• _Record excerpts_:

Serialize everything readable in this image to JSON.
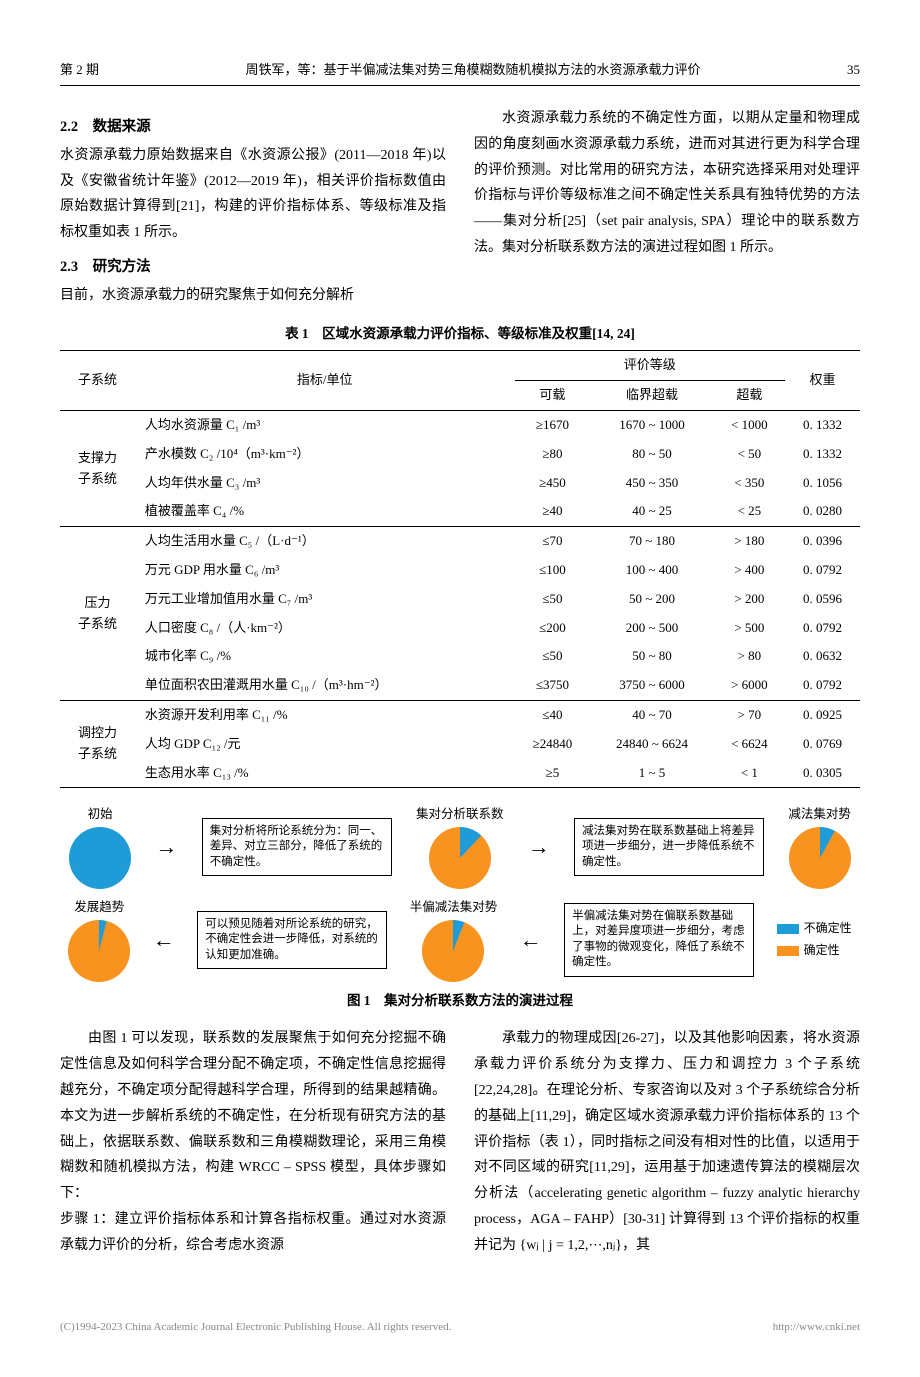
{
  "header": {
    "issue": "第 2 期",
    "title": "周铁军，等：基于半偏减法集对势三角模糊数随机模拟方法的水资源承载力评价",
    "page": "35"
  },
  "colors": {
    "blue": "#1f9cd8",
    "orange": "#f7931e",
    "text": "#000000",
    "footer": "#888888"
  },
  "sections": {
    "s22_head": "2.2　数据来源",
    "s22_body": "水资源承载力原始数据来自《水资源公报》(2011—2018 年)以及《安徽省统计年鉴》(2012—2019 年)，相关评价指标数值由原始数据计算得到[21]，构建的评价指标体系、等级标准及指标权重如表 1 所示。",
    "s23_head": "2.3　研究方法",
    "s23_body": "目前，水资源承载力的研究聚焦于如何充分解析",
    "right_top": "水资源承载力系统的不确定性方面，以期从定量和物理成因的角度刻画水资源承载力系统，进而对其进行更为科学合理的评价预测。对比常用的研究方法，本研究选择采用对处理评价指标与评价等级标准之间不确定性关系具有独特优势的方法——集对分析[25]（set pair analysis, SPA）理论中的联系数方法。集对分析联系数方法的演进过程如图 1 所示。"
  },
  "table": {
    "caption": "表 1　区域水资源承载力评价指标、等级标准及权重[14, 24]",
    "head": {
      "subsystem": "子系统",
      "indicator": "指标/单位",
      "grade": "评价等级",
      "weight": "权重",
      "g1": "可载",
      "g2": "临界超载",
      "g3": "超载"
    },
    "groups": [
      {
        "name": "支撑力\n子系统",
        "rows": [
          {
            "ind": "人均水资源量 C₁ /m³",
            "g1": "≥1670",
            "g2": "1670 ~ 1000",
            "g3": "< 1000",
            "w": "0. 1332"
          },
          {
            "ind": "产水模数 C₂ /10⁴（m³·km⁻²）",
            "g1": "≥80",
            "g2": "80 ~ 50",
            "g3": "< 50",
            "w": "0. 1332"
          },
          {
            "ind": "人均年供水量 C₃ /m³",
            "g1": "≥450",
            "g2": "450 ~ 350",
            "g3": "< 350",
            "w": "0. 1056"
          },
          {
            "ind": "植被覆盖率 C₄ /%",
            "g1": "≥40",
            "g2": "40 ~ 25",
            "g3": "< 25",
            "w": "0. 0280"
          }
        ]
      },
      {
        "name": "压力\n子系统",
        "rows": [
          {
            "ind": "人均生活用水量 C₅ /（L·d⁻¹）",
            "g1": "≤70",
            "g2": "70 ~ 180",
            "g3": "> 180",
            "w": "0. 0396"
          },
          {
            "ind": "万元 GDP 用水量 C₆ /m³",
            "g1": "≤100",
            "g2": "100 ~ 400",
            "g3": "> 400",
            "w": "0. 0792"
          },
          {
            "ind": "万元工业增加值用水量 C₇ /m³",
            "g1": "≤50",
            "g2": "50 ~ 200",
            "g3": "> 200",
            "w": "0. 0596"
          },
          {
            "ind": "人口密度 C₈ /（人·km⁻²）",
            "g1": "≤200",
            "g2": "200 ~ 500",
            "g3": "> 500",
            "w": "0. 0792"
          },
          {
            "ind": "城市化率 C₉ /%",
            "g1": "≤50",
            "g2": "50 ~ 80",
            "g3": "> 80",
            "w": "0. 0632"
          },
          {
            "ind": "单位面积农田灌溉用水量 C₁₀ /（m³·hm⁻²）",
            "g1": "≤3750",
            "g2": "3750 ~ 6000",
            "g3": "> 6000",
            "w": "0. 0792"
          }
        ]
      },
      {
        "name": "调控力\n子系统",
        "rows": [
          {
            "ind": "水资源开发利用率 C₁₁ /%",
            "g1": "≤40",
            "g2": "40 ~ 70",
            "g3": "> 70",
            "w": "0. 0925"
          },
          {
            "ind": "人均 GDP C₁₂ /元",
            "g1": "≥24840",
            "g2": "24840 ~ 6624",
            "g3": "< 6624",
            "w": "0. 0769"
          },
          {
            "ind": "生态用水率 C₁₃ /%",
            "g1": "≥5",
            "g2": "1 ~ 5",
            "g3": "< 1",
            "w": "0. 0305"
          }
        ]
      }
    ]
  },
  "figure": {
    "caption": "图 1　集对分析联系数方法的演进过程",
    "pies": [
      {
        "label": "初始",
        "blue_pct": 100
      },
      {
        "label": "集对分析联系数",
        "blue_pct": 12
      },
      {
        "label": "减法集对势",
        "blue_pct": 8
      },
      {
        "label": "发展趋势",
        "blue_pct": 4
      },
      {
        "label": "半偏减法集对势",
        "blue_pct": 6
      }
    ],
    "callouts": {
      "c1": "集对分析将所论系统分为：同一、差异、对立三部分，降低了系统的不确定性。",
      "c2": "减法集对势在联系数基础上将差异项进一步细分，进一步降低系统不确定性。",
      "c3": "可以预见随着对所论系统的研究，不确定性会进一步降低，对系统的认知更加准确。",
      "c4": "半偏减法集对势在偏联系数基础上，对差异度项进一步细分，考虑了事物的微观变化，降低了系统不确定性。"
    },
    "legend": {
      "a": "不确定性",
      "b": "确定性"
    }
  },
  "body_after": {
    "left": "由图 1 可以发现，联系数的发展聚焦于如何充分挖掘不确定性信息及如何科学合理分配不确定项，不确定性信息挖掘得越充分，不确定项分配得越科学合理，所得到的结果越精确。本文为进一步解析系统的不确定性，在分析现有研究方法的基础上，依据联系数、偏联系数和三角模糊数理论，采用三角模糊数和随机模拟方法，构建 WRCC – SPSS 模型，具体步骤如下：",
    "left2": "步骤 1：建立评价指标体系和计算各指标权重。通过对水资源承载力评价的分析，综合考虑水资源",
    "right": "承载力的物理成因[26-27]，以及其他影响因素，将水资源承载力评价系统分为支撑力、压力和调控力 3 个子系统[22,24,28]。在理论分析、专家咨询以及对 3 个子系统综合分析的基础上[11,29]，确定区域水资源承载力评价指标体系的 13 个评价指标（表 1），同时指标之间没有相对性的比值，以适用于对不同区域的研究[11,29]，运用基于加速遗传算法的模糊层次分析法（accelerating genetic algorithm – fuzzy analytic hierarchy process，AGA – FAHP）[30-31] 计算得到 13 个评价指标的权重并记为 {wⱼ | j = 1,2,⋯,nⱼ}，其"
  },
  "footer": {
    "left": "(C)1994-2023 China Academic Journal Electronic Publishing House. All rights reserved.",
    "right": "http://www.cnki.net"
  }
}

• _Task directions_: Print the complete listing exactly as it stands, without its pictures.

• _Task solution_:
Serialize everything readable in this image to JSON.
{
  "header": {
    "issue": "第 2 期",
    "title": "周铁军，等：基于半偏减法集对势三角模糊数随机模拟方法的水资源承载力评价",
    "page": "35"
  },
  "colors": {
    "blue": "#1f9cd8",
    "orange": "#f7931e",
    "text": "#000000",
    "footer": "#888888"
  },
  "sections": {
    "s22_head": "2.2　数据来源",
    "s22_body": "水资源承载力原始数据来自《水资源公报》(2011—2018 年)以及《安徽省统计年鉴》(2012—2019 年)，相关评价指标数值由原始数据计算得到[21]，构建的评价指标体系、等级标准及指标权重如表 1 所示。",
    "s23_head": "2.3　研究方法",
    "s23_body": "目前，水资源承载力的研究聚焦于如何充分解析",
    "right_top": "水资源承载力系统的不确定性方面，以期从定量和物理成因的角度刻画水资源承载力系统，进而对其进行更为科学合理的评价预测。对比常用的研究方法，本研究选择采用对处理评价指标与评价等级标准之间不确定性关系具有独特优势的方法——集对分析[25]（set pair analysis, SPA）理论中的联系数方法。集对分析联系数方法的演进过程如图 1 所示。"
  },
  "table": {
    "caption": "表 1　区域水资源承载力评价指标、等级标准及权重[14, 24]",
    "head": {
      "subsystem": "子系统",
      "indicator": "指标/单位",
      "grade": "评价等级",
      "weight": "权重",
      "g1": "可载",
      "g2": "临界超载",
      "g3": "超载"
    },
    "groups": [
      {
        "name": "支撑力\n子系统",
        "rows": [
          {
            "ind": "人均水资源量 C₁ /m³",
            "g1": "≥1670",
            "g2": "1670 ~ 1000",
            "g3": "< 1000",
            "w": "0. 1332"
          },
          {
            "ind": "产水模数 C₂ /10⁴（m³·km⁻²）",
            "g1": "≥80",
            "g2": "80 ~ 50",
            "g3": "< 50",
            "w": "0. 1332"
          },
          {
            "ind": "人均年供水量 C₃ /m³",
            "g1": "≥450",
            "g2": "450 ~ 350",
            "g3": "< 350",
            "w": "0. 1056"
          },
          {
            "ind": "植被覆盖率 C₄ /%",
            "g1": "≥40",
            "g2": "40 ~ 25",
            "g3": "< 25",
            "w": "0. 0280"
          }
        ]
      },
      {
        "name": "压力\n子系统",
        "rows": [
          {
            "ind": "人均生活用水量 C₅ /（L·d⁻¹）",
            "g1": "≤70",
            "g2": "70 ~ 180",
            "g3": "> 180",
            "w": "0. 0396"
          },
          {
            "ind": "万元 GDP 用水量 C₆ /m³",
            "g1": "≤100",
            "g2": "100 ~ 400",
            "g3": "> 400",
            "w": "0. 0792"
          },
          {
            "ind": "万元工业增加值用水量 C₇ /m³",
            "g1": "≤50",
            "g2": "50 ~ 200",
            "g3": "> 200",
            "w": "0. 0596"
          },
          {
            "ind": "人口密度 C₈ /（人·km⁻²）",
            "g1": "≤200",
            "g2": "200 ~ 500",
            "g3": "> 500",
            "w": "0. 0792"
          },
          {
            "ind": "城市化率 C₉ /%",
            "g1": "≤50",
            "g2": "50 ~ 80",
            "g3": "> 80",
            "w": "0. 0632"
          },
          {
            "ind": "单位面积农田灌溉用水量 C₁₀ /（m³·hm⁻²）",
            "g1": "≤3750",
            "g2": "3750 ~ 6000",
            "g3": "> 6000",
            "w": "0. 0792"
          }
        ]
      },
      {
        "name": "调控力\n子系统",
        "rows": [
          {
            "ind": "水资源开发利用率 C₁₁ /%",
            "g1": "≤40",
            "g2": "40 ~ 70",
            "g3": "> 70",
            "w": "0. 0925"
          },
          {
            "ind": "人均 GDP C₁₂ /元",
            "g1": "≥24840",
            "g2": "24840 ~ 6624",
            "g3": "< 6624",
            "w": "0. 0769"
          },
          {
            "ind": "生态用水率 C₁₃ /%",
            "g1": "≥5",
            "g2": "1 ~ 5",
            "g3": "< 1",
            "w": "0. 0305"
          }
        ]
      }
    ]
  },
  "figure": {
    "caption": "图 1　集对分析联系数方法的演进过程",
    "pies": [
      {
        "label": "初始",
        "blue_pct": 100
      },
      {
        "label": "集对分析联系数",
        "blue_pct": 12
      },
      {
        "label": "减法集对势",
        "blue_pct": 8
      },
      {
        "label": "发展趋势",
        "blue_pct": 4
      },
      {
        "label": "半偏减法集对势",
        "blue_pct": 6
      }
    ],
    "callouts": {
      "c1": "集对分析将所论系统分为：同一、差异、对立三部分，降低了系统的不确定性。",
      "c2": "减法集对势在联系数基础上将差异项进一步细分，进一步降低系统不确定性。",
      "c3": "可以预见随着对所论系统的研究，不确定性会进一步降低，对系统的认知更加准确。",
      "c4": "半偏减法集对势在偏联系数基础上，对差异度项进一步细分，考虑了事物的微观变化，降低了系统不确定性。"
    },
    "legend": {
      "a": "不确定性",
      "b": "确定性"
    }
  },
  "body_after": {
    "left": "由图 1 可以发现，联系数的发展聚焦于如何充分挖掘不确定性信息及如何科学合理分配不确定项，不确定性信息挖掘得越充分，不确定项分配得越科学合理，所得到的结果越精确。本文为进一步解析系统的不确定性，在分析现有研究方法的基础上，依据联系数、偏联系数和三角模糊数理论，采用三角模糊数和随机模拟方法，构建 WRCC – SPSS 模型，具体步骤如下：",
    "left2": "步骤 1：建立评价指标体系和计算各指标权重。通过对水资源承载力评价的分析，综合考虑水资源",
    "right": "承载力的物理成因[26-27]，以及其他影响因素，将水资源承载力评价系统分为支撑力、压力和调控力 3 个子系统[22,24,28]。在理论分析、专家咨询以及对 3 个子系统综合分析的基础上[11,29]，确定区域水资源承载力评价指标体系的 13 个评价指标（表 1），同时指标之间没有相对性的比值，以适用于对不同区域的研究[11,29]，运用基于加速遗传算法的模糊层次分析法（accelerating genetic algorithm – fuzzy analytic hierarchy process，AGA – FAHP）[30-31] 计算得到 13 个评价指标的权重并记为 {wⱼ | j = 1,2,⋯,nⱼ}，其"
  },
  "footer": {
    "left": "(C)1994-2023 China Academic Journal Electronic Publishing House. All rights reserved.",
    "right": "http://www.cnki.net"
  }
}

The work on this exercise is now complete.